→ EXERCISE DESCRIPTION:
Count the lines below that include the word "shown" and write that number alone.

→ PROVIDED DATA:

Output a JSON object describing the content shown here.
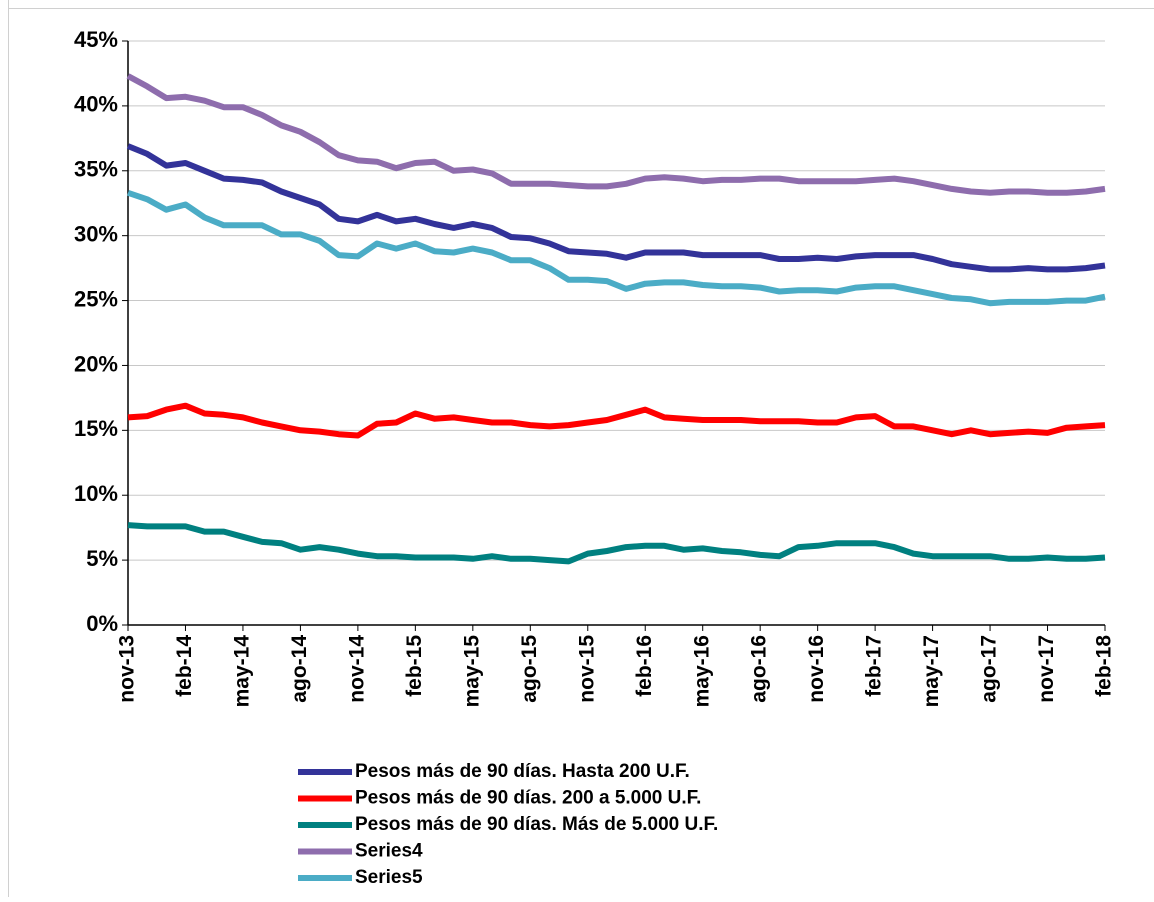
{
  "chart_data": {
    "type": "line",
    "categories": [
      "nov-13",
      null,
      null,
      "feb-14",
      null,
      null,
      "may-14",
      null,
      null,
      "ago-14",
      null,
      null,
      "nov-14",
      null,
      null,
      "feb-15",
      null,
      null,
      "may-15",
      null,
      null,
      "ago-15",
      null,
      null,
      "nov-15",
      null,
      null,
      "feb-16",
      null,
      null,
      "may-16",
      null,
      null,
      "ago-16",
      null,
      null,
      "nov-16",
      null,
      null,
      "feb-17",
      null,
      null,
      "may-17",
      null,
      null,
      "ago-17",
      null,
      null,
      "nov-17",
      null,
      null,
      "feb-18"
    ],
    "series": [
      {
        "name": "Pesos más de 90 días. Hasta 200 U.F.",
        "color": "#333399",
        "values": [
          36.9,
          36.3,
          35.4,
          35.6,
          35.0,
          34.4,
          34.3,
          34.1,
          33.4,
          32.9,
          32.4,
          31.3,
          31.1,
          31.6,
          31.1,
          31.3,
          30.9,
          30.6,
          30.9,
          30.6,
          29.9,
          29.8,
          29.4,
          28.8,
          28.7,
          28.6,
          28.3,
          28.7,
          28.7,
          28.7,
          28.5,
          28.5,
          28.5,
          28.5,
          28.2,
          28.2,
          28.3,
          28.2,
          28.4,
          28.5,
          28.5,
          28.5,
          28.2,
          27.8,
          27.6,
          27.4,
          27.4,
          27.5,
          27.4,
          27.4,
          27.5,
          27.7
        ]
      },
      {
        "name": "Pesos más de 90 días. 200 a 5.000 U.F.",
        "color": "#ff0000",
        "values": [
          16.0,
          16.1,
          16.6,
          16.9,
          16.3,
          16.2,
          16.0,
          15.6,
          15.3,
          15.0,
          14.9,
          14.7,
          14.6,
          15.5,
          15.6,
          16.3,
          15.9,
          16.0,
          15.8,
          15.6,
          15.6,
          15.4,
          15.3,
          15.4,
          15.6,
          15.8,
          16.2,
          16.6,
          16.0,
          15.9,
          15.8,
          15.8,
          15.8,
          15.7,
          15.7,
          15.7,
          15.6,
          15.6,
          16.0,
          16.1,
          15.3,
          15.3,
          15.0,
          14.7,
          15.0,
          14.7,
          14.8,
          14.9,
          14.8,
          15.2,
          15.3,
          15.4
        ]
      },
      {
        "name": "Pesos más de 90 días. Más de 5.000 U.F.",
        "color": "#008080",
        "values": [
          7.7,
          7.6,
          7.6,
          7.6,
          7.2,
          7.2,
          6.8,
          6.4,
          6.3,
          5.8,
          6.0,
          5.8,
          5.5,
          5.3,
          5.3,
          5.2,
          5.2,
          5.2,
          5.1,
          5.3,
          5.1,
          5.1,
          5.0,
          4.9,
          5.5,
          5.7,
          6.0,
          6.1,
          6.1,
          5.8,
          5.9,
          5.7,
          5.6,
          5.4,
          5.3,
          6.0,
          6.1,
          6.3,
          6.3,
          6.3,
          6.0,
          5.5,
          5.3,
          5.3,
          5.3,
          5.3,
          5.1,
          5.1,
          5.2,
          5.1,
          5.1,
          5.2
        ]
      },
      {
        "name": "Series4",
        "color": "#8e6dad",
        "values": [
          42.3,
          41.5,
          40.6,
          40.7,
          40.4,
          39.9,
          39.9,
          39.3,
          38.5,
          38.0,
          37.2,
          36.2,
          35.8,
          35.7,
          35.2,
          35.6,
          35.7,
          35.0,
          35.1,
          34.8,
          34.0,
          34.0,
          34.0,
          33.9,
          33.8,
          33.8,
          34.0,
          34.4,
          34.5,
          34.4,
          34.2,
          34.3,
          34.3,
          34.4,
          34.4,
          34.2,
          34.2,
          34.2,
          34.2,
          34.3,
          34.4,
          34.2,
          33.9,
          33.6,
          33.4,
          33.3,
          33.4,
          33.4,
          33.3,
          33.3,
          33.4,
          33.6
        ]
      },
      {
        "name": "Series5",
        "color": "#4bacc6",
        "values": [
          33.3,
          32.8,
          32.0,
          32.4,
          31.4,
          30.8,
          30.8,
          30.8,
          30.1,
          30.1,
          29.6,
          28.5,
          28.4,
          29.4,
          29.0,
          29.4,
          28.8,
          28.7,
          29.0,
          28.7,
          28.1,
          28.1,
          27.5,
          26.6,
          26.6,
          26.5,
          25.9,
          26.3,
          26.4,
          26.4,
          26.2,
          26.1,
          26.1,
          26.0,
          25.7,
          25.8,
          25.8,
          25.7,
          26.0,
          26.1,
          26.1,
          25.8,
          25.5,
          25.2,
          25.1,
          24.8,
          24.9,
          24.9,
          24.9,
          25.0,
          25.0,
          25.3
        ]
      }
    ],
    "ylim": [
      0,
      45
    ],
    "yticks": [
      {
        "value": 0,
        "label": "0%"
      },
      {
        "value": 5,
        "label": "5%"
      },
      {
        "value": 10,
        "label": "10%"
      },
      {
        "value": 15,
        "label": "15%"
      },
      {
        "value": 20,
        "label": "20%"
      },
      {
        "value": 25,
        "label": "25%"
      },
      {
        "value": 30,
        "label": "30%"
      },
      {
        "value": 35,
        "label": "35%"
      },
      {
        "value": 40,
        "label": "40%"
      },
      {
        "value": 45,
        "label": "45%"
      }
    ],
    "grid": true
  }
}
==
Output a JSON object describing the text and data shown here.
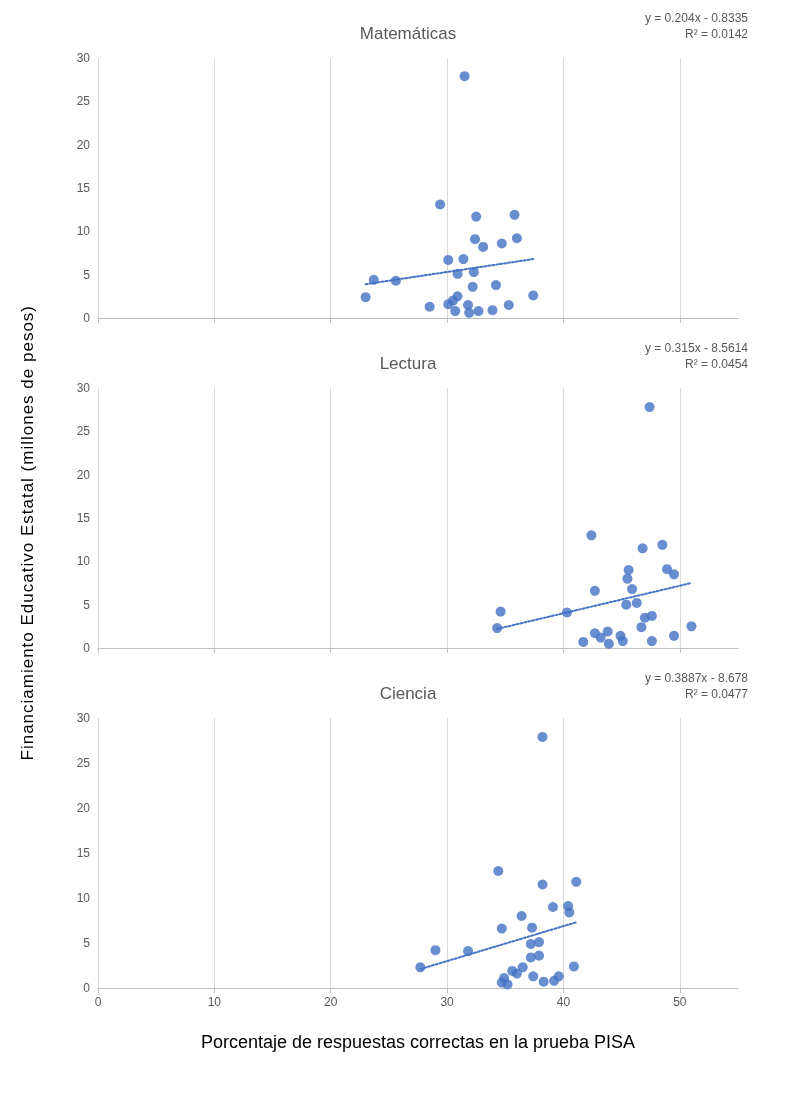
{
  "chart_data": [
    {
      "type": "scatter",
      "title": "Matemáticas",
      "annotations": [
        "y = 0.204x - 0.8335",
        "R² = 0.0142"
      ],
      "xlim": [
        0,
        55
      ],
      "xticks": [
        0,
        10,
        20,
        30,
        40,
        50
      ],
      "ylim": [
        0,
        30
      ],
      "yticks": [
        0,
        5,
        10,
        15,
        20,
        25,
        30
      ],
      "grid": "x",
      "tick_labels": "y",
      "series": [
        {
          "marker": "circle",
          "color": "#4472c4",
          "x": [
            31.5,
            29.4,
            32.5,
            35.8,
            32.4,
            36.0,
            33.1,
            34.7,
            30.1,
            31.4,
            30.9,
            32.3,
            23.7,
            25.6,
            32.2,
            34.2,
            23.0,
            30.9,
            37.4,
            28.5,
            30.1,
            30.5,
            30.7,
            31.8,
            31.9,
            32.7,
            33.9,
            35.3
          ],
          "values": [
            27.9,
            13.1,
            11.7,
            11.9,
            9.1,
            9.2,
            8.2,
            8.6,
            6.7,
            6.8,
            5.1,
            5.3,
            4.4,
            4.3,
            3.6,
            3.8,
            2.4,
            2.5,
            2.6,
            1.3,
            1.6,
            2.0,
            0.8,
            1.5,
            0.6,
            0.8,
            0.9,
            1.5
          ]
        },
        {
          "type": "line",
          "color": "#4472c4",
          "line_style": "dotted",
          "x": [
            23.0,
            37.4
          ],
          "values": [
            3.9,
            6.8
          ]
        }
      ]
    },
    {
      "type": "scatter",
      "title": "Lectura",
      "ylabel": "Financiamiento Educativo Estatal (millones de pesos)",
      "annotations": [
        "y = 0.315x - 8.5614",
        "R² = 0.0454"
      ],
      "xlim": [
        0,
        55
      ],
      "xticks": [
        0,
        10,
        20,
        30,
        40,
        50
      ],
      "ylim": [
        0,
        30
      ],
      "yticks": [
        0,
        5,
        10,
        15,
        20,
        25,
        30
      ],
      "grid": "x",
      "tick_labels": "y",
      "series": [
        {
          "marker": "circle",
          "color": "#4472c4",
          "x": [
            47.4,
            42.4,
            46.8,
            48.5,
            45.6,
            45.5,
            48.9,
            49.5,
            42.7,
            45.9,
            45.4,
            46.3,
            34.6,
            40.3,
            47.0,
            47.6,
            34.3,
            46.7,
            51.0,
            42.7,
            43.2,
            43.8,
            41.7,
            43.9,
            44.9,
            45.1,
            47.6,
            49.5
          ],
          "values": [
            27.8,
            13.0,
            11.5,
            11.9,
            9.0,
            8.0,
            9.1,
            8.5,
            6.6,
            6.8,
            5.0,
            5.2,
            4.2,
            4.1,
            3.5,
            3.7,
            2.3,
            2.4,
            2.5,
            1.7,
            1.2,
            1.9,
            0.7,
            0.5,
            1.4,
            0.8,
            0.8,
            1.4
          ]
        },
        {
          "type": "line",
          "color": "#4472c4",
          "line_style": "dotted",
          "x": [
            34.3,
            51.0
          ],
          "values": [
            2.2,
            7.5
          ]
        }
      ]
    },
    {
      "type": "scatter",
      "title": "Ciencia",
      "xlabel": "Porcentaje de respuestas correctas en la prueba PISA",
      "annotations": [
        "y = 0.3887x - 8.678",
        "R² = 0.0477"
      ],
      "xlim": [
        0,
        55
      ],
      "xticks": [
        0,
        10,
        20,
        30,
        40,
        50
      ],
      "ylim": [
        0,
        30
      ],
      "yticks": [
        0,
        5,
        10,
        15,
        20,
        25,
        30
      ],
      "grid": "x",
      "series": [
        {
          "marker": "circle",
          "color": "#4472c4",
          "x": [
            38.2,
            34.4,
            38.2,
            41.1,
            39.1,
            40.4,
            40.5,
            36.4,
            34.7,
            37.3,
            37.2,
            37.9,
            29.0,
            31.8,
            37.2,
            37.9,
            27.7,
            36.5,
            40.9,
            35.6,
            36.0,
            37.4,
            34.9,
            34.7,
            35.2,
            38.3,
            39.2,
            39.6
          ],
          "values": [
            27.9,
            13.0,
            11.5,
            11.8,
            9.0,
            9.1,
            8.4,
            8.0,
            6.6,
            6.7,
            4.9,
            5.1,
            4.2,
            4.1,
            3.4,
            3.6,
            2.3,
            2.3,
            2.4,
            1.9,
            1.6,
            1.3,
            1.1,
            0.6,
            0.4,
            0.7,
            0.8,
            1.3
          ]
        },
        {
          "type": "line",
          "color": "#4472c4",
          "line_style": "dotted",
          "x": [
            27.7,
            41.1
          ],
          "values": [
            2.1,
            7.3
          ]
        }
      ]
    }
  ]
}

→ COMPLETE OUTPUT:
2